__SHORT PROBLEM__: Give again, word for word, only the lines from the one containing "Convert this document image to plain text." through the final line.

######

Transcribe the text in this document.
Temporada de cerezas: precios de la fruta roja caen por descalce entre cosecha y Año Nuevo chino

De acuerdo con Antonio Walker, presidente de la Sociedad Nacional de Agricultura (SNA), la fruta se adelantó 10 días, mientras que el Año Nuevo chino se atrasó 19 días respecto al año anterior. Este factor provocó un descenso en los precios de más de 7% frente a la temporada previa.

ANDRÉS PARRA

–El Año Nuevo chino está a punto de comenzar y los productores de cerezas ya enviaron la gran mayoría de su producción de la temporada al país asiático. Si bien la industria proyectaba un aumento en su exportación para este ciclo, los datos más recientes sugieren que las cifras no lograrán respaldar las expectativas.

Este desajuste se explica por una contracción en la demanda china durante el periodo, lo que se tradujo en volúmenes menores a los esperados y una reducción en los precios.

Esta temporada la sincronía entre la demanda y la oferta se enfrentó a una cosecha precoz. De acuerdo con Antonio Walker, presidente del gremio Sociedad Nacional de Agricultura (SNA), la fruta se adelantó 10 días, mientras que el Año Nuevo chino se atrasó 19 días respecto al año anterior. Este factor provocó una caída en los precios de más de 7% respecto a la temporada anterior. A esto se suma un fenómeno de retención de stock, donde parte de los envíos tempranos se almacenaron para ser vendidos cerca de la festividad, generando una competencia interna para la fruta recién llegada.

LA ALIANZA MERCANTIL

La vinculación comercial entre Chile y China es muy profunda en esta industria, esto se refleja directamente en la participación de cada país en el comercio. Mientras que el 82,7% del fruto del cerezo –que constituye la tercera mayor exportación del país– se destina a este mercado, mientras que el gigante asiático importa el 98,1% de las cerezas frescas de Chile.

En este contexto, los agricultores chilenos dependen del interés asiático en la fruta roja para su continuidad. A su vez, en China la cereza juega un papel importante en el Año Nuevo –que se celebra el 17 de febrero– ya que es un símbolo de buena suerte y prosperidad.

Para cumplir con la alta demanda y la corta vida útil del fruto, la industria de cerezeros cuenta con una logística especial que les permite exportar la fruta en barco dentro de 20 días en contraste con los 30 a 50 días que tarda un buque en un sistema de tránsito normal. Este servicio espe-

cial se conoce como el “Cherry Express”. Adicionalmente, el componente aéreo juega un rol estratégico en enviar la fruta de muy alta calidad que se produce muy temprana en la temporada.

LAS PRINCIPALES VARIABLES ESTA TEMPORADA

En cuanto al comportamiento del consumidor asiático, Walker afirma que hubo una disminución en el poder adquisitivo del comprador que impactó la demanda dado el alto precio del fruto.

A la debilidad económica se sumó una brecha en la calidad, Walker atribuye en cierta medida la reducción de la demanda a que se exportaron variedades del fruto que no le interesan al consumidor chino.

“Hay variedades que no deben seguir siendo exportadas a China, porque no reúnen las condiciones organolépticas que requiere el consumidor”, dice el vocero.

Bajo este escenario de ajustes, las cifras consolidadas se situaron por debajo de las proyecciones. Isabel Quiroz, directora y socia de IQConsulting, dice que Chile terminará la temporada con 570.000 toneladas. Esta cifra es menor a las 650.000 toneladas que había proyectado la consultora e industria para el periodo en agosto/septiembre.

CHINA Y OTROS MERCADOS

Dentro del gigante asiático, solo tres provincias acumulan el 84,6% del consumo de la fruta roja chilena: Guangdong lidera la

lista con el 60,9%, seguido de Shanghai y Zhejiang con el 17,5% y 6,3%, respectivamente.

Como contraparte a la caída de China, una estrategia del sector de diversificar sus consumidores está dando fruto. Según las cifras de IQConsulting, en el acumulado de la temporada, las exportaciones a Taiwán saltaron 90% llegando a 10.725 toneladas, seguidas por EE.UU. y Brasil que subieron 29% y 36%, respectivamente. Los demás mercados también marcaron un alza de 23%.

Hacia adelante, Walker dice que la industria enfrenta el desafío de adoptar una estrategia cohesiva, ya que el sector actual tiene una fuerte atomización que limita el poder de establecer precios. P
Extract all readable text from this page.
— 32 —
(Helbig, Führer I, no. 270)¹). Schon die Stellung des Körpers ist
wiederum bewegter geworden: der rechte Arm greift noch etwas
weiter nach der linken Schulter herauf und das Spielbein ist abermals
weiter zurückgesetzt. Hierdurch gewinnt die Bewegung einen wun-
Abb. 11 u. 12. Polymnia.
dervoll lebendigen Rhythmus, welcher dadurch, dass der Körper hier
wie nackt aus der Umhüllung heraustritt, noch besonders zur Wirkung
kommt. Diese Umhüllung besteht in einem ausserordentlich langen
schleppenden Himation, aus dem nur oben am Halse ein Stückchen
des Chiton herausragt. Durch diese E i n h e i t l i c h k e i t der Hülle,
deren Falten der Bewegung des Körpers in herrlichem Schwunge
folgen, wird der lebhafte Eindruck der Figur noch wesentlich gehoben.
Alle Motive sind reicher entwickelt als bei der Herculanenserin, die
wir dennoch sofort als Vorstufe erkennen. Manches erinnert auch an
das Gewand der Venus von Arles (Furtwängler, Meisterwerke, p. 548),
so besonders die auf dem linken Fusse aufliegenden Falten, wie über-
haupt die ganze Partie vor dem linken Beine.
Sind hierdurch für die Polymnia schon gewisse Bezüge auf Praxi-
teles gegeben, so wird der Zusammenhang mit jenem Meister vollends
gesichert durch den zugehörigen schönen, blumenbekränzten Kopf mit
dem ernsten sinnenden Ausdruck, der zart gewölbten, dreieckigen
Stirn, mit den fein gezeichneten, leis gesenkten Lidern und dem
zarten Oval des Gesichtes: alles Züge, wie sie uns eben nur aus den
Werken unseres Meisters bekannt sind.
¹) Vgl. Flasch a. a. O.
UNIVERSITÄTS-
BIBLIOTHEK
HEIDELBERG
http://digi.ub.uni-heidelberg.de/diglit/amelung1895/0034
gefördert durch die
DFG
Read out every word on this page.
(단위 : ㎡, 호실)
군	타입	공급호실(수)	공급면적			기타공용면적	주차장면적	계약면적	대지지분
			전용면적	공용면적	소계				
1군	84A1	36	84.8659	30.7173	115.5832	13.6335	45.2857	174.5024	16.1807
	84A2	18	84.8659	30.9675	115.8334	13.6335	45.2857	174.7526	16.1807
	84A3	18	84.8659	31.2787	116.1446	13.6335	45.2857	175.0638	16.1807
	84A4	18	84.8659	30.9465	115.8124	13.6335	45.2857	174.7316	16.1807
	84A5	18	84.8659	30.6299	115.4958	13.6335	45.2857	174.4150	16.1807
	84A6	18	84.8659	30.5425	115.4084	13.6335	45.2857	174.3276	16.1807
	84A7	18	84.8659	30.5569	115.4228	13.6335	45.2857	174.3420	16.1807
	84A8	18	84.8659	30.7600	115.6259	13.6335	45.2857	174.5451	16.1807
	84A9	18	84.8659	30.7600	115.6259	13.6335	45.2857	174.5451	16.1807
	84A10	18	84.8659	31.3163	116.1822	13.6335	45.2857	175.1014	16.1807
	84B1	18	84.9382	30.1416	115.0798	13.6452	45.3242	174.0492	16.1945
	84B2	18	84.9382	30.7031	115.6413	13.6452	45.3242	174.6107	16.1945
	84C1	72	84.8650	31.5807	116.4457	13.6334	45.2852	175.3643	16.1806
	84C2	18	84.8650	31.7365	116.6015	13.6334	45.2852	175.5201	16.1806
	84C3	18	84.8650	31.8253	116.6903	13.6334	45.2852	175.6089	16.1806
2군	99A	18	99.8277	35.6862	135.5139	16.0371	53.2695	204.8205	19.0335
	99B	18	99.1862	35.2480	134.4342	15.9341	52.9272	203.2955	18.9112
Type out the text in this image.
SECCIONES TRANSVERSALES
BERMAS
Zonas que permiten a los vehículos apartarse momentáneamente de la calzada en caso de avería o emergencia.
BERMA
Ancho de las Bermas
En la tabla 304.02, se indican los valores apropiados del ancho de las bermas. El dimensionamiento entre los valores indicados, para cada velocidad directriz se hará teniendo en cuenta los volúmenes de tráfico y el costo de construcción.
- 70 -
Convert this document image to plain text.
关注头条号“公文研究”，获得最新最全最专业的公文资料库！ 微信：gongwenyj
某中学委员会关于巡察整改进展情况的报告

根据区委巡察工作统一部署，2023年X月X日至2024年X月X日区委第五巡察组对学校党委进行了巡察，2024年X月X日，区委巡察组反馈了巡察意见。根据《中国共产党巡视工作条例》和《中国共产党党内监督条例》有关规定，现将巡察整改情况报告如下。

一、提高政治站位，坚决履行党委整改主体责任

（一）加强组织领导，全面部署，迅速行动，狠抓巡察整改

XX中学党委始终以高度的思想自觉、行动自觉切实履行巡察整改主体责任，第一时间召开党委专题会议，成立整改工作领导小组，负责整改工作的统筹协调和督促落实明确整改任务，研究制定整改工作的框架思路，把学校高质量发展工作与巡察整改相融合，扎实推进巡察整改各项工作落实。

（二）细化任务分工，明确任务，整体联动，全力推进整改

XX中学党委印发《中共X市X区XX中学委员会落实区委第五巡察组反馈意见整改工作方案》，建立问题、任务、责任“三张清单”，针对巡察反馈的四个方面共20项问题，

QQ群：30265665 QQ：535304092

######

__RESPONSE TO THIS EXERCISE__:
Convert this document image to plain text.
关注头条号“公文研究”，获得最新最全最专业的公文资料库！ 微信：gongwenyj
某中学委员会关于巡察整改进展情况的报告

根据区委巡察工作统一部署，2023年X月X日至2024年X月X日区委第五巡察组对学校党委进行了巡察，2024年X月X日，区委巡察组反馈了巡察意见。根据《中国共产党巡视工作条例》和《中国共产党党内监督条例》有关规定，现将巡察整改情况报告如下。

一、提高政治站位，坚决履行党委整改主体责任

（一）加强组织领导，全面部署，迅速行动，狠抓巡察整改

XX中学党委始终以高度的思想自觉、行动自觉切实履行巡察整改主体责任，第一时间召开党委专题会议，成立整改工作领导小组，负责整改工作的统筹协调和督促落实明确整改任务，研究制定整改工作的框架思路，把学校高质量发展工作与巡察整改相融合，扎实推进巡察整改各项工作落实。

（二）细化任务分工，明确任务，整体联动，全力推进整改

XX中学党委印发《中共X市X区XX中学委员会落实区委第五巡察组反馈意见整改工作方案》，建立问题、任务、责任“三张清单”，针对巡察反馈的四个方面共20项问题，

QQ群：30265665 QQ：535304092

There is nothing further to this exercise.